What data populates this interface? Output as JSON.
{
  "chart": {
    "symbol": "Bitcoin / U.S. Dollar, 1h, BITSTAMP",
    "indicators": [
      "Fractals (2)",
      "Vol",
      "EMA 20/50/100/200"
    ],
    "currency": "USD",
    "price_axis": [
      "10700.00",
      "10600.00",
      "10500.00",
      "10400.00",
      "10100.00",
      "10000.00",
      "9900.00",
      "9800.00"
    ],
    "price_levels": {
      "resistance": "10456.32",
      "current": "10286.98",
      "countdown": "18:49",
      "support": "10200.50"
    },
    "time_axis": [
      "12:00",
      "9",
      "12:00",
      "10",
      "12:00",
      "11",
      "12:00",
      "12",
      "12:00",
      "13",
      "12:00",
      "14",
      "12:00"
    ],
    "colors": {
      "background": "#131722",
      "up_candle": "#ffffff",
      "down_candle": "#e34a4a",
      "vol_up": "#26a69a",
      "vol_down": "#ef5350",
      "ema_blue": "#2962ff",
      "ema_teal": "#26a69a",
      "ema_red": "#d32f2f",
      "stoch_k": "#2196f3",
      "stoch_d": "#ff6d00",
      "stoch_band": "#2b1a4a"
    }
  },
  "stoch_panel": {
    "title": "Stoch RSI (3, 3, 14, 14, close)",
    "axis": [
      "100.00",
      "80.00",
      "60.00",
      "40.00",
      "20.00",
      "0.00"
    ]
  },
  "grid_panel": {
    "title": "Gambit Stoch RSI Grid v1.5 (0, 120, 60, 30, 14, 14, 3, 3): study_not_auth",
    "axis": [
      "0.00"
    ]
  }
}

-- -- --

Written request:
Extract from the material all lines containing the string "title".

The solution:
    "title": "Stoch RSI (3, 3, 14, 14, close)",
    "title": "Gambit Stoch RSI Grid v1.5 (0, 120, 60, 30, 14, 14, 3, 3): study_not_auth",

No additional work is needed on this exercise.